### Data lines
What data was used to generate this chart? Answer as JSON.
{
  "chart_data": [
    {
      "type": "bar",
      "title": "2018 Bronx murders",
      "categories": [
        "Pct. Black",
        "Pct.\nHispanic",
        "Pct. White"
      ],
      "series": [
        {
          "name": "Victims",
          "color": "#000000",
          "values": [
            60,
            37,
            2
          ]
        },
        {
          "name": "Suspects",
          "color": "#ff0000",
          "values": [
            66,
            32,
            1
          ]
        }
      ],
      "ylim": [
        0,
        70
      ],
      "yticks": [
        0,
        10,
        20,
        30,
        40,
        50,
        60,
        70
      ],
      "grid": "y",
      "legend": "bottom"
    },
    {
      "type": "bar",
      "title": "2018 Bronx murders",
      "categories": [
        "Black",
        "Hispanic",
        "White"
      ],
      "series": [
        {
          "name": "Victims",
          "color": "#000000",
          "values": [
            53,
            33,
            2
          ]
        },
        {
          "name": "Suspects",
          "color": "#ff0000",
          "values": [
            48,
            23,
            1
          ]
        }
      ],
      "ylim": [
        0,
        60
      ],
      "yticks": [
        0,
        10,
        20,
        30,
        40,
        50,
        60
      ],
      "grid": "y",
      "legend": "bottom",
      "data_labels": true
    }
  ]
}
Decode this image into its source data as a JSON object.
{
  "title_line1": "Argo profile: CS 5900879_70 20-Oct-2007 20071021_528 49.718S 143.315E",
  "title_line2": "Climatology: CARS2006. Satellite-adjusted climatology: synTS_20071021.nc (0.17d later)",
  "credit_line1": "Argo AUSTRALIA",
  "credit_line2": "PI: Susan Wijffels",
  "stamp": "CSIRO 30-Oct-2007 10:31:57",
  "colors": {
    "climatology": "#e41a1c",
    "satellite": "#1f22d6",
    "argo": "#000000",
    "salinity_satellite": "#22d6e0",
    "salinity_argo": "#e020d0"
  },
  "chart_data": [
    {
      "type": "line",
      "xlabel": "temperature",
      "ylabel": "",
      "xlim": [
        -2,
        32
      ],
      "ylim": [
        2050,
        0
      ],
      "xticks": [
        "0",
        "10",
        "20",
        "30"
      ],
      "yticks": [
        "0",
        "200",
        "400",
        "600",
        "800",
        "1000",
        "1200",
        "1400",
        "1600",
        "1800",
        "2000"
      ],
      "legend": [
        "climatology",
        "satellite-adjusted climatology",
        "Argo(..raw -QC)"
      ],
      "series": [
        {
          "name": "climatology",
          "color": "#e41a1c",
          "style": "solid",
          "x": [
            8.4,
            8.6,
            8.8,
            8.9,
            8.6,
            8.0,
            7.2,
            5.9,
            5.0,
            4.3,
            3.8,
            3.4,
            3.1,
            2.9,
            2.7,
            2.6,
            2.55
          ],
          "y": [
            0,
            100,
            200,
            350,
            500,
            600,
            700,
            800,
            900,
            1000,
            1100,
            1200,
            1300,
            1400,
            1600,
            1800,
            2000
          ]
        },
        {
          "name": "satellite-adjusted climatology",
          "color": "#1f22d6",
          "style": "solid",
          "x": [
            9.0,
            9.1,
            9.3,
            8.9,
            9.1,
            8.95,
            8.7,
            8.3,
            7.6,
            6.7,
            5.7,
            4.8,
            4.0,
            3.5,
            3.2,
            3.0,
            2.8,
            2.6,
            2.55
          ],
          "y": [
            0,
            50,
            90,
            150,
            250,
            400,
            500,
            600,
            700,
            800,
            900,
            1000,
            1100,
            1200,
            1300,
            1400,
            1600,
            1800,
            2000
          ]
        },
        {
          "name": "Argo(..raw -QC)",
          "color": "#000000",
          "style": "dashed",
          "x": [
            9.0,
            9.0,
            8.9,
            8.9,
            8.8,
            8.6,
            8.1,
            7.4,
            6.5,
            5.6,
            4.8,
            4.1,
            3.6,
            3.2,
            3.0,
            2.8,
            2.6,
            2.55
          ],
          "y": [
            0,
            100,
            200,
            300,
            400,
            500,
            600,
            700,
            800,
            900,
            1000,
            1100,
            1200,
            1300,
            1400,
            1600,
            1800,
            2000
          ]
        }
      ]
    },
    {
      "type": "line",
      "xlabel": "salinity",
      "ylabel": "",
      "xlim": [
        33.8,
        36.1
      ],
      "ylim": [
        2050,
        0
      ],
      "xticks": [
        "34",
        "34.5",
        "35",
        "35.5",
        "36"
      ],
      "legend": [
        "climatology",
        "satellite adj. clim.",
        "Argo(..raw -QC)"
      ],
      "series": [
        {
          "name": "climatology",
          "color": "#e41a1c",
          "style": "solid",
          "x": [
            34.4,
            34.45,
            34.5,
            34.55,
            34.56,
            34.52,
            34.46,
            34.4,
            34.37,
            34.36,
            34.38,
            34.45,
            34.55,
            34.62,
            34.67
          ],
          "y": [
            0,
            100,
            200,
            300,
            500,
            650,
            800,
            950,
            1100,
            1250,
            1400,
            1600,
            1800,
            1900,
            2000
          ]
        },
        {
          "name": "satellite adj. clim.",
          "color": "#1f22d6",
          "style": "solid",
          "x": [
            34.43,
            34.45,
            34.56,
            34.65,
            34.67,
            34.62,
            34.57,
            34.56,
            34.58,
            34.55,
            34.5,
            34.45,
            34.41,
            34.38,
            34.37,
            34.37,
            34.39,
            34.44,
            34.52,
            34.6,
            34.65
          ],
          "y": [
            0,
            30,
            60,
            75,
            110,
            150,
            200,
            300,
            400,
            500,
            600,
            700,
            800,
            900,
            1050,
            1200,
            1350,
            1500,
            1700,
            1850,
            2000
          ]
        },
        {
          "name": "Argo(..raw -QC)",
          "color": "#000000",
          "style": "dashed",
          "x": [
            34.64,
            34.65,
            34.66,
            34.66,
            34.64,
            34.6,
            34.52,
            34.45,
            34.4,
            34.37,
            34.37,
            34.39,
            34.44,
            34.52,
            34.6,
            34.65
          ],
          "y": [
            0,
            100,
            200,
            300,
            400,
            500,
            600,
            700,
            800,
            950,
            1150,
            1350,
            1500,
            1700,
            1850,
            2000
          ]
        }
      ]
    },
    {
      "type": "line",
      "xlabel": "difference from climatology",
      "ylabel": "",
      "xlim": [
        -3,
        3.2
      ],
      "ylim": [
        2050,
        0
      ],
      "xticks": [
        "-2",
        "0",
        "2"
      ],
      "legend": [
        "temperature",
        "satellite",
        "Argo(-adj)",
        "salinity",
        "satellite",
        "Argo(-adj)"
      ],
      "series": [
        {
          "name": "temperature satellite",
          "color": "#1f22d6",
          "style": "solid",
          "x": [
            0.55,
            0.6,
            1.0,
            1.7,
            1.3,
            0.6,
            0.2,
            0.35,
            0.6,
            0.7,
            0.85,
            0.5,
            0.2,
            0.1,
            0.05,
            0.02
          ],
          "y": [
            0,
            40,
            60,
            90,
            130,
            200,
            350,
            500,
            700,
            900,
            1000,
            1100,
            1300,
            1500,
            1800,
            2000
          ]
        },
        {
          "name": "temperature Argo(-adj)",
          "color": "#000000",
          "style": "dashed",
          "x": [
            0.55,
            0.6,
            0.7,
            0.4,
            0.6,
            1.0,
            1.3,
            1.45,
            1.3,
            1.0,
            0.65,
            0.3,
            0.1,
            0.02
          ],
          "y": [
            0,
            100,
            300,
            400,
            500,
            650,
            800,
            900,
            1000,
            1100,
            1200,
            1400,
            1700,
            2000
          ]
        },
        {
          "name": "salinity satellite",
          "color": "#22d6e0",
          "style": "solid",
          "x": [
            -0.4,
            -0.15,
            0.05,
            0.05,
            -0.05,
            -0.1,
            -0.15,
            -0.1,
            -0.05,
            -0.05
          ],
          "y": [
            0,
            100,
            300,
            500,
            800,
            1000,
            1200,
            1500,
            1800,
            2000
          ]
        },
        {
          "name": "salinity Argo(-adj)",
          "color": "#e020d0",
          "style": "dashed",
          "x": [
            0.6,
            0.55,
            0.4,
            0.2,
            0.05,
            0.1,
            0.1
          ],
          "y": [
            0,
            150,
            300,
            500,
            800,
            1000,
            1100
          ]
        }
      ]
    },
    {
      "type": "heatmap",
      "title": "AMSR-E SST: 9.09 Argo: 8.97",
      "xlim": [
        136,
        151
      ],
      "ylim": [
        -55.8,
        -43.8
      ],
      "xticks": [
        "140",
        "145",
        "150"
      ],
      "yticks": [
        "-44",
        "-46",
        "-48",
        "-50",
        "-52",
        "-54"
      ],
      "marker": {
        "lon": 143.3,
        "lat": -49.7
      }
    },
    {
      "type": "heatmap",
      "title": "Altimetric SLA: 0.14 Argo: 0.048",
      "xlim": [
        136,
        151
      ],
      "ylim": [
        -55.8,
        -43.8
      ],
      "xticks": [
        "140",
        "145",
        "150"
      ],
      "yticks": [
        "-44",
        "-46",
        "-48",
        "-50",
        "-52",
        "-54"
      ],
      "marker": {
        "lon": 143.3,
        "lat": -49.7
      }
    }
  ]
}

### Task details
Look over the records above and copy each line that includes the string "this".

### Task answer
What data was used to generate this chart? Answer as JSON.
Decode this image into its source data as a JSON object.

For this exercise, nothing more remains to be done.